- _RECORDS TO USE_
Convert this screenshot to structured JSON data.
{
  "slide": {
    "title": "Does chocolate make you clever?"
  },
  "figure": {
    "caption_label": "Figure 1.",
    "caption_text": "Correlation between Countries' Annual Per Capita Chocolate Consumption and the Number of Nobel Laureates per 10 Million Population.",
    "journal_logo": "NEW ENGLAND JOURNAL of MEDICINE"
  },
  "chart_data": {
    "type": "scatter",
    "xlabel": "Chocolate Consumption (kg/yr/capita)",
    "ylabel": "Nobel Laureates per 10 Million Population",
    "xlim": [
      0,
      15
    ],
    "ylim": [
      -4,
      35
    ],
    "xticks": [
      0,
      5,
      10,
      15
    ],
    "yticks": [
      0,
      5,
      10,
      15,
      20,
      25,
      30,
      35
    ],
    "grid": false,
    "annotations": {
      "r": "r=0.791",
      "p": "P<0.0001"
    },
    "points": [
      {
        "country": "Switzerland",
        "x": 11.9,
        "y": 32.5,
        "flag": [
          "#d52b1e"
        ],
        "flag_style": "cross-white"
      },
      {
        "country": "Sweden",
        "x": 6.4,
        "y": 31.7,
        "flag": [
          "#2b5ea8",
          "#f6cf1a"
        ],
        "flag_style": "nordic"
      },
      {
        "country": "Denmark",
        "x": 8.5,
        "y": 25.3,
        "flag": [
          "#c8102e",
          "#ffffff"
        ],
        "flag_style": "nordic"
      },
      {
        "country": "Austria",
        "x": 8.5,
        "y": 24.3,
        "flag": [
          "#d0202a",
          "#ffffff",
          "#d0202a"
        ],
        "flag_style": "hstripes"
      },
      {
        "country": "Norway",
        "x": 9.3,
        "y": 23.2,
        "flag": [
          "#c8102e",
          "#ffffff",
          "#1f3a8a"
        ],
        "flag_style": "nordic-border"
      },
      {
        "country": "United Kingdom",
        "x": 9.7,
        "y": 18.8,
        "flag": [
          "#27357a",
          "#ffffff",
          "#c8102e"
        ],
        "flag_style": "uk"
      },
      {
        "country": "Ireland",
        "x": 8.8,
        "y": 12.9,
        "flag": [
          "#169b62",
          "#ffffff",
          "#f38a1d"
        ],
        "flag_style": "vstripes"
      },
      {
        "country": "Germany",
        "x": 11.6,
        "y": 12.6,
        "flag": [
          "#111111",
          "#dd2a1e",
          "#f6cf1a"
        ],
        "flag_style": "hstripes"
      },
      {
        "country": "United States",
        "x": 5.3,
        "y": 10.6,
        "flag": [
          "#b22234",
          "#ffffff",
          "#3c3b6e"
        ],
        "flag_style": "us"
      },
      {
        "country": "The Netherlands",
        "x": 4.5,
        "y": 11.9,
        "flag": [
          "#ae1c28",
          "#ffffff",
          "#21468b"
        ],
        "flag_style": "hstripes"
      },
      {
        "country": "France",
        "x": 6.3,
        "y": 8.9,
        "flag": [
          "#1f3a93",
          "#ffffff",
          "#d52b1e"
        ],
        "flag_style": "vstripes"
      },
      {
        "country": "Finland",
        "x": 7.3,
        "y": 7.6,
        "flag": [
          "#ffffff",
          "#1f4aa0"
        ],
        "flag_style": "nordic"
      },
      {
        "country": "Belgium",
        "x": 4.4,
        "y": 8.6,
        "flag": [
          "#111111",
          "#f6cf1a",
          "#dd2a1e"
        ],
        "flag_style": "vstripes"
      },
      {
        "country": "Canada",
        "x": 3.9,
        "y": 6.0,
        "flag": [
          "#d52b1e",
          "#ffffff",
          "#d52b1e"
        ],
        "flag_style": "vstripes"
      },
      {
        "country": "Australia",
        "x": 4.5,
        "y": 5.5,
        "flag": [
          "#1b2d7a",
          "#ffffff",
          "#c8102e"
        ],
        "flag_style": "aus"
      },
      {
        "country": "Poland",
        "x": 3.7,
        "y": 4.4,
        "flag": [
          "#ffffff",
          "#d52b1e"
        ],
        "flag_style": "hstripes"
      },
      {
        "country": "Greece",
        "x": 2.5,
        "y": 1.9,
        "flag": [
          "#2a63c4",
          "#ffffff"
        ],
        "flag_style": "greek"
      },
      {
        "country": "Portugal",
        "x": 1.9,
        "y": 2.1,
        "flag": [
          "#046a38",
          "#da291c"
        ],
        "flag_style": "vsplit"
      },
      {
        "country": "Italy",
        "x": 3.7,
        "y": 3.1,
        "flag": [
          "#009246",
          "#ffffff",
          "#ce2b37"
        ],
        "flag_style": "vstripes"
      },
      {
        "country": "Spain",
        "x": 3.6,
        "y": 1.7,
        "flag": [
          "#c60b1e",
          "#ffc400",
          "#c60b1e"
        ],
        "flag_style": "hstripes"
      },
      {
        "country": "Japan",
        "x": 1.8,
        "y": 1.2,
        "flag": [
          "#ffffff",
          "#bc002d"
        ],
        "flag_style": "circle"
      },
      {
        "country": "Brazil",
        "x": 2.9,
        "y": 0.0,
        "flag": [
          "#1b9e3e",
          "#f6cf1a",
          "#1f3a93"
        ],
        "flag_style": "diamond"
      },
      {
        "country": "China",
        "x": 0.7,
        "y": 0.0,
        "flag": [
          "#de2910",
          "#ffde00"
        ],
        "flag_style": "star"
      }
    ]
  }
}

- _THE EXERCISE_
List every line above that holds the word "Population".

- _TASK OUTPUT_
    "caption_text": "Correlation between Countries' Annual Per Capita Chocolate Consumption and the Number of Nobel Laureates per 10 Million Population.",
    "ylabel": "Nobel Laureates per 10 Million Population",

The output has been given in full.